◆ **WHAT IS BEING ASKED**
Sort through the data and copy the lines holding the word "want".
[start MATERIAL PROVIDED]
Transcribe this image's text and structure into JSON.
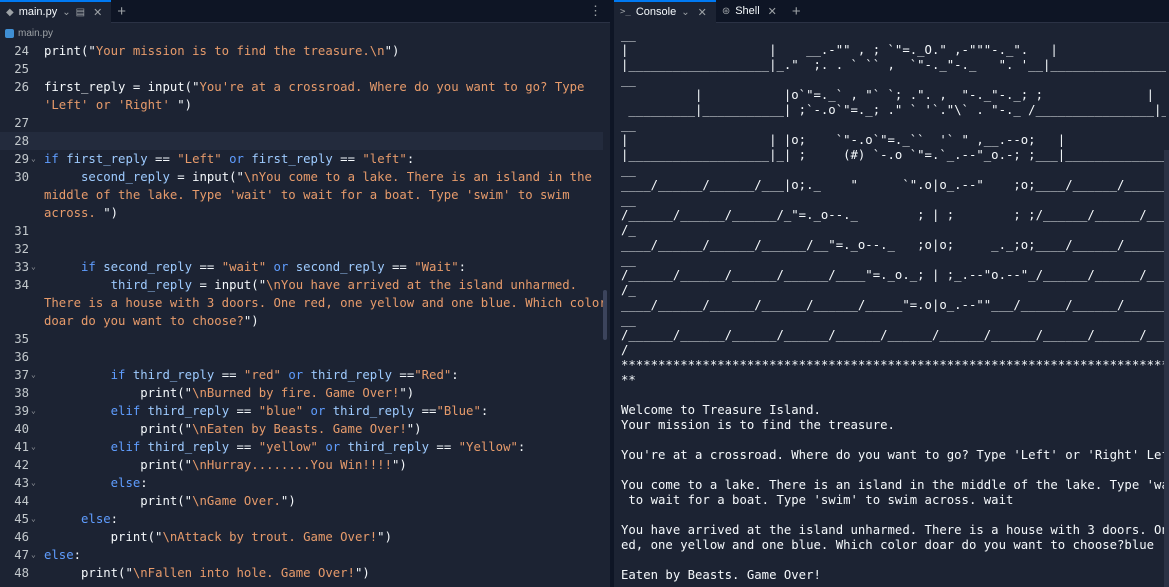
{
  "editor": {
    "tab_label": "main.py",
    "breadcrumb": "main.py",
    "lines": [
      {
        "n": "24",
        "fold": false,
        "indent": "",
        "html": [
          [
            "plain",
            "print(\""
          ],
          [
            "str",
            "Your mission is to find the treasure.\\n"
          ],
          [
            "plain",
            "\")"
          ]
        ]
      },
      {
        "n": "25",
        "fold": false,
        "indent": "",
        "html": []
      },
      {
        "n": "26",
        "fold": false,
        "indent": "",
        "html": [
          [
            "plain",
            "first_reply = input(\""
          ],
          [
            "str",
            "You're at a crossroad. Where do you want to go? Type"
          ]
        ]
      },
      {
        "n": "",
        "fold": false,
        "indent": "",
        "html": [
          [
            "str",
            "'Left' or 'Right' "
          ],
          [
            "plain",
            "\")"
          ]
        ]
      },
      {
        "n": "27",
        "fold": false,
        "indent": "",
        "html": []
      },
      {
        "n": "28",
        "fold": false,
        "indent": "",
        "html": [],
        "cursor": true
      },
      {
        "n": "29",
        "fold": true,
        "indent": "",
        "html": [
          [
            "kw",
            "if "
          ],
          [
            "var",
            "first_reply"
          ],
          [
            "plain",
            " == "
          ],
          [
            "str",
            "\"Left\""
          ],
          [
            "kw",
            " or "
          ],
          [
            "var",
            "first_reply"
          ],
          [
            "plain",
            " == "
          ],
          [
            "str",
            "\"left\""
          ],
          [
            "plain",
            ":"
          ]
        ]
      },
      {
        "n": "30",
        "fold": false,
        "indent": "     ",
        "html": [
          [
            "var",
            "second_reply"
          ],
          [
            "plain",
            " = input(\""
          ],
          [
            "str",
            "\\nYou come to a lake. There is an island in the"
          ]
        ]
      },
      {
        "n": "",
        "fold": false,
        "indent": "",
        "html": [
          [
            "str",
            "middle of the lake. Type 'wait' to wait for a boat. Type 'swim' to swim"
          ]
        ]
      },
      {
        "n": "",
        "fold": false,
        "indent": "",
        "html": [
          [
            "str",
            "across. "
          ],
          [
            "plain",
            "\")"
          ]
        ]
      },
      {
        "n": "31",
        "fold": false,
        "indent": "",
        "html": []
      },
      {
        "n": "32",
        "fold": false,
        "indent": "",
        "html": []
      },
      {
        "n": "33",
        "fold": true,
        "indent": "     ",
        "html": [
          [
            "kw",
            "if "
          ],
          [
            "var",
            "second_reply"
          ],
          [
            "plain",
            " == "
          ],
          [
            "str",
            "\"wait\""
          ],
          [
            "kw",
            " or "
          ],
          [
            "var",
            "second_reply"
          ],
          [
            "plain",
            " == "
          ],
          [
            "str",
            "\"Wait\""
          ],
          [
            "plain",
            ":"
          ]
        ]
      },
      {
        "n": "34",
        "fold": false,
        "indent": "         ",
        "html": [
          [
            "var",
            "third_reply"
          ],
          [
            "plain",
            " = input(\""
          ],
          [
            "str",
            "\\nYou have arrived at the island unharmed."
          ]
        ]
      },
      {
        "n": "",
        "fold": false,
        "indent": "",
        "html": [
          [
            "str",
            "There is a house with 3 doors. One red, one yellow and one blue. Which color"
          ]
        ]
      },
      {
        "n": "",
        "fold": false,
        "indent": "",
        "html": [
          [
            "str",
            "doar do you want to choose?"
          ],
          [
            "plain",
            "\")"
          ]
        ]
      },
      {
        "n": "35",
        "fold": false,
        "indent": "",
        "html": []
      },
      {
        "n": "36",
        "fold": false,
        "indent": "",
        "html": []
      },
      {
        "n": "37",
        "fold": true,
        "indent": "         ",
        "html": [
          [
            "kw",
            "if "
          ],
          [
            "var",
            "third_reply"
          ],
          [
            "plain",
            " == "
          ],
          [
            "str",
            "\"red\""
          ],
          [
            "kw",
            " or "
          ],
          [
            "var",
            "third_reply"
          ],
          [
            "plain",
            " =="
          ],
          [
            "str",
            "\"Red\""
          ],
          [
            "plain",
            ":"
          ]
        ]
      },
      {
        "n": "38",
        "fold": false,
        "indent": "             ",
        "html": [
          [
            "plain",
            "print(\""
          ],
          [
            "str",
            "\\nBurned by fire. Game Over!"
          ],
          [
            "plain",
            "\")"
          ]
        ]
      },
      {
        "n": "39",
        "fold": true,
        "indent": "         ",
        "html": [
          [
            "kw",
            "elif "
          ],
          [
            "var",
            "third_reply"
          ],
          [
            "plain",
            " == "
          ],
          [
            "str",
            "\"blue\""
          ],
          [
            "kw",
            " or "
          ],
          [
            "var",
            "third_reply"
          ],
          [
            "plain",
            " =="
          ],
          [
            "str",
            "\"Blue\""
          ],
          [
            "plain",
            ":"
          ]
        ]
      },
      {
        "n": "40",
        "fold": false,
        "indent": "             ",
        "html": [
          [
            "plain",
            "print(\""
          ],
          [
            "str",
            "\\nEaten by Beasts. Game Over!"
          ],
          [
            "plain",
            "\")"
          ]
        ]
      },
      {
        "n": "41",
        "fold": true,
        "indent": "         ",
        "html": [
          [
            "kw",
            "elif "
          ],
          [
            "var",
            "third_reply"
          ],
          [
            "plain",
            " == "
          ],
          [
            "str",
            "\"yellow\""
          ],
          [
            "kw",
            " or "
          ],
          [
            "var",
            "third_reply"
          ],
          [
            "plain",
            " == "
          ],
          [
            "str",
            "\"Yellow\""
          ],
          [
            "plain",
            ":"
          ]
        ]
      },
      {
        "n": "42",
        "fold": false,
        "indent": "             ",
        "html": [
          [
            "plain",
            "print(\""
          ],
          [
            "str",
            "\\nHurray........You Win!!!!"
          ],
          [
            "plain",
            "\")"
          ]
        ]
      },
      {
        "n": "43",
        "fold": true,
        "indent": "         ",
        "html": [
          [
            "kw",
            "else"
          ],
          [
            "plain",
            ":"
          ]
        ]
      },
      {
        "n": "44",
        "fold": false,
        "indent": "             ",
        "html": [
          [
            "plain",
            "print(\""
          ],
          [
            "str",
            "\\nGame Over."
          ],
          [
            "plain",
            "\")"
          ]
        ]
      },
      {
        "n": "45",
        "fold": true,
        "indent": "     ",
        "html": [
          [
            "kw",
            "else"
          ],
          [
            "plain",
            ":"
          ]
        ]
      },
      {
        "n": "46",
        "fold": false,
        "indent": "         ",
        "html": [
          [
            "plain",
            "print(\""
          ],
          [
            "str",
            "\\nAttack by trout. Game Over!"
          ],
          [
            "plain",
            "\")"
          ]
        ]
      },
      {
        "n": "47",
        "fold": true,
        "indent": "",
        "html": [
          [
            "kw",
            "else"
          ],
          [
            "plain",
            ":"
          ]
        ]
      },
      {
        "n": "48",
        "fold": false,
        "indent": "     ",
        "html": [
          [
            "plain",
            "print(\""
          ],
          [
            "str",
            "\\nFallen into hole. Game Over!"
          ],
          [
            "plain",
            "\")"
          ]
        ]
      }
    ]
  },
  "console": {
    "tab_console": "Console",
    "tab_shell": "Shell",
    "output": "__\n|                   |    __.-\"\" , ; `\"=._O.\" ,-\"\"\"-._\".   |\n|___________________|_.\"  ;. . ` `` ,  `\"-._\"-._   \". '__|___________________\n__\n          |           |o`\"=._` , \"` `; .\". ,  \"-._\"-._; ;              |\n _________|___________| ;`-.o`\"=._; .\" ` '`.\"\\` . \"-._ /________________|_____\n__\n|                   | |o;    `\"-.o`\"=._``  '` \" ,__.--o;   |\n|___________________|_| ;     (#) `-.o `\"=.`_.--\"_o.-; ;___|___________________\n__\n____/______/______/___|o;._    \"      `\".o|o_.--\"    ;o;____/______/______/____\n__\n/______/______/______/_\"=._o--._        ; | ;        ; ;/______/______/______/_\n/_\n____/______/______/______/__\"=._o--._   ;o|o;     _._;o;____/______/______/____\n__\n/______/______/______/______/____\"=._o._; | ;_.--\"o.--\"_/______/______/______/_\n/_\n____/______/______/______/______/_____\"=.o|o_.--\"\"___/______/______/______/____\n__\n/______/______/______/______/______/______/______/______/______/______/_______\n/\n*******************************************************************************\n**\n\nWelcome to Treasure Island.\nYour mission is to find the treasure.\n\nYou're at a crossroad. Where do you want to go? Type 'Left' or 'Right' Left\n\nYou come to a lake. There is an island in the middle of the lake. Type 'wait'\n to wait for a boat. Type 'swim' to swim across. wait\n\nYou have arrived at the island unharmed. There is a house with 3 doors. One r\ned, one yellow and one blue. Which color doar do you want to choose?blue\n\nEaten by Beasts. Game Over!"
  }
}
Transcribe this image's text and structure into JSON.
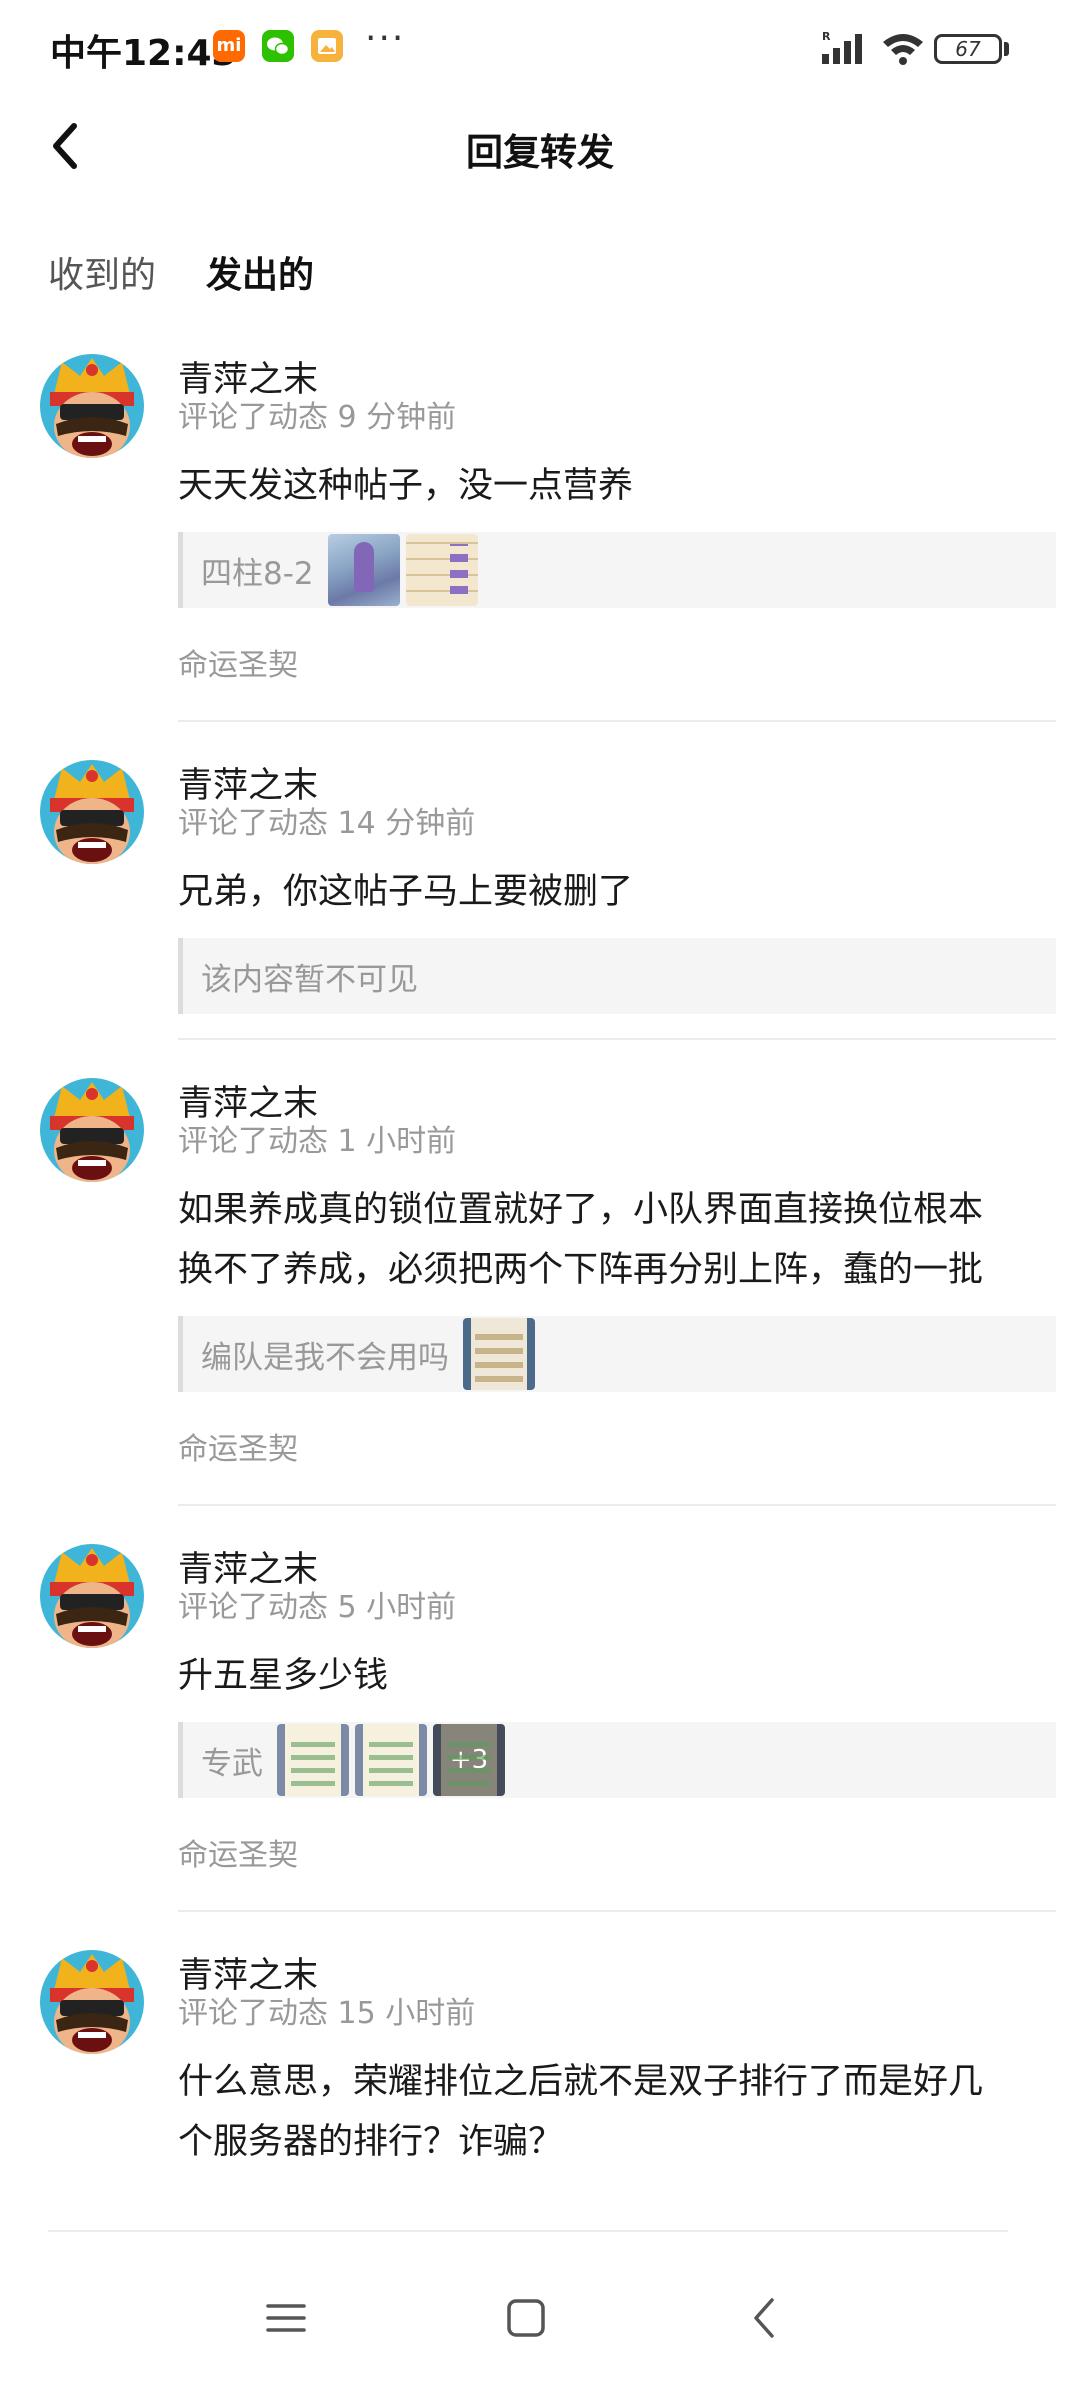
{
  "status_bar": {
    "time": "中午12:43",
    "app_icons": [
      "mi-icon",
      "wechat-icon",
      "gallery-icon"
    ],
    "more": "···",
    "battery": "67"
  },
  "header": {
    "title": "回复转发",
    "back_icon": "chevron-left-icon"
  },
  "tabs": [
    {
      "label": "收到的",
      "active": false
    },
    {
      "label": "发出的",
      "active": true
    }
  ],
  "accent_color": "#1ec9b8",
  "items": [
    {
      "username": "青萍之末",
      "meta": "评论了动态 9 分钟前",
      "content": "天天发这种帖子，没一点营养",
      "quote": {
        "text": "四柱8-2",
        "thumbs": [
          "scene",
          "grid"
        ],
        "more": ""
      },
      "tag": "命运圣契"
    },
    {
      "username": "青萍之末",
      "meta": "评论了动态 14 分钟前",
      "content": "兄弟，你这帖子马上要被删了",
      "quote": {
        "text": "该内容暂不可见",
        "thumbs": [],
        "more": ""
      },
      "tag": ""
    },
    {
      "username": "青萍之末",
      "meta": "评论了动态 1 小时前",
      "content": "如果养成真的锁位置就好了，小队界面直接换位根本换不了养成，必须把两个下阵再分别上阵，蠢的一批",
      "quote": {
        "text": "编队是我不会用吗",
        "thumbs": [
          "list"
        ],
        "more": ""
      },
      "tag": "命运圣契"
    },
    {
      "username": "青萍之末",
      "meta": "评论了动态 5 小时前",
      "content": "升五星多少钱",
      "quote": {
        "text": "专武",
        "thumbs": [
          "chat",
          "chat",
          "chat"
        ],
        "more": "+3"
      },
      "tag": "命运圣契"
    },
    {
      "username": "青萍之末",
      "meta": "评论了动态 15 小时前",
      "content": "什么意思，荣耀排位之后就不是双子排行了而是好几个服务器的排行？诈骗？",
      "quote": null,
      "tag": ""
    }
  ],
  "nav_bar": [
    "menu-icon",
    "home-icon",
    "back-icon"
  ]
}
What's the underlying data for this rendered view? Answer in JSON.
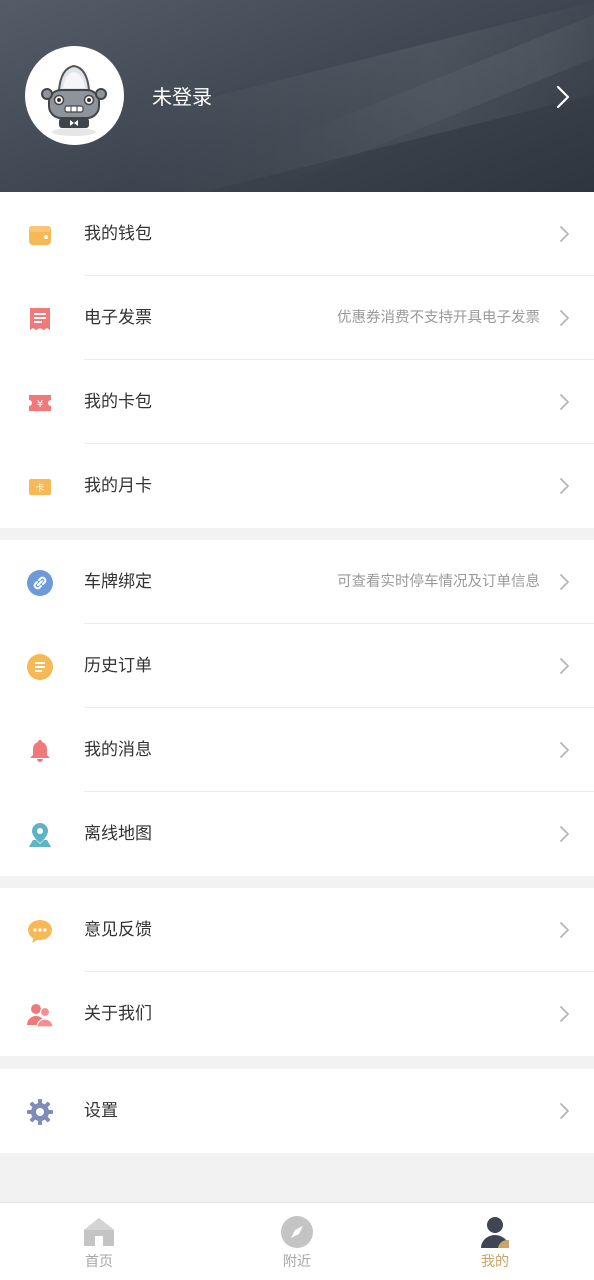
{
  "header": {
    "login_label": "未登录"
  },
  "groups": [
    {
      "items": [
        {
          "name": "wallet",
          "label": "我的钱包",
          "hint": "",
          "icon": "wallet-icon",
          "color": "#f7b955"
        },
        {
          "name": "invoice",
          "label": "电子发票",
          "hint": "优惠券消费不支持开具电子发票",
          "icon": "receipt-icon",
          "color": "#f07a79"
        },
        {
          "name": "card-pack",
          "label": "我的卡包",
          "hint": "",
          "icon": "coupon-icon",
          "color": "#f07a79"
        },
        {
          "name": "monthly-card",
          "label": "我的月卡",
          "hint": "",
          "icon": "card-icon",
          "color": "#f7b955"
        }
      ]
    },
    {
      "items": [
        {
          "name": "plate-binding",
          "label": "车牌绑定",
          "hint": "可查看实时停车情况及订单信息",
          "icon": "link-icon",
          "color": "#6f9ad9"
        },
        {
          "name": "order-history",
          "label": "历史订单",
          "hint": "",
          "icon": "list-icon",
          "color": "#f7b955"
        },
        {
          "name": "messages",
          "label": "我的消息",
          "hint": "",
          "icon": "bell-icon",
          "color": "#f07a79"
        },
        {
          "name": "offline-map",
          "label": "离线地图",
          "hint": "",
          "icon": "map-pin-icon",
          "color": "#5fb3c4"
        }
      ]
    },
    {
      "items": [
        {
          "name": "feedback",
          "label": "意见反馈",
          "hint": "",
          "icon": "chat-icon",
          "color": "#f7b955"
        },
        {
          "name": "about-us",
          "label": "关于我们",
          "hint": "",
          "icon": "people-icon",
          "color": "#f07a79"
        }
      ]
    },
    {
      "items": [
        {
          "name": "settings",
          "label": "设置",
          "hint": "",
          "icon": "gear-icon",
          "color": "#7d8db5"
        }
      ]
    }
  ],
  "tabbar": {
    "tabs": [
      {
        "name": "home",
        "label": "首页",
        "icon": "home-icon",
        "active": false
      },
      {
        "name": "nearby",
        "label": "附近",
        "icon": "compass-icon",
        "active": false
      },
      {
        "name": "mine",
        "label": "我的",
        "icon": "user-icon",
        "active": true
      }
    ],
    "active_color": "#c9a46a",
    "inactive_color": "#a8a8a8"
  }
}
[end MATERIAL PROVIDED]
◆ **RESULT OF THE TASK**
            "You're at a crossroad. Where do you want to go? Type"
            "doar do you want to choose?"
    "output": "__\n|                   |    __.-\"\" , ; `\"=._O.\" ,-\"\"\"-._\".   |\n|___________________|_.\"  ;. . ` `` ,  `\"-._\"-._   \". '__|___________________\n__\n          |           |o`\"=._` , \"` `; .\". ,  \"-._\"-._; ;              |\n _________|___________| ;`-.o`\"=._; .\" ` '`.\"\\` . \"-._ /________________|_____\n__\n|                   | |o;    `\"-.o`\"=._``  '` \" ,__.--o;   |\n|___________________|_| ;     (#) `-.o `\"=.`_.--\"_o.-; ;___|___________________\n__\n____/______/______/___|o;._    \"      `\".o|o_.--\"    ;o;____/______/______/____\n__\n/______/______/______/_\"=._o--._        ; | ;        ; ;/______/______/______/_\n/_\n____/______/______/______/__\"=._o--._   ;o|o;     _._;o;____/______/______/____\n__\n/______/______/______/______/____\"=._o._; | ;_.--\"o.--\"_/______/______/______/_\n/_\n____/______/______/______/______/_____\"=.o|o_.--\"\"___/______/______/______/____\n__\n/______/______/______/______/______/______/______/______/______/______/_______\n/\n*******************************************************************************\n**\n\nWelcome to Treasure Island.\nYour mission is to find the treasure.\n\nYou're at a crossroad. Where do you want to go? Type 'Left' or 'Right' Left\n\nYou come to a lake. There is an island in the middle of the lake. Type 'wait'\n to wait for a boat. Type 'swim' to swim across. wait\n\nYou have arrived at the island unharmed. There is a house with 3 doors. One r\ned, one yellow and one blue. Which color doar do you want to choose?blue\n\nEaten by Beasts. Game Over!"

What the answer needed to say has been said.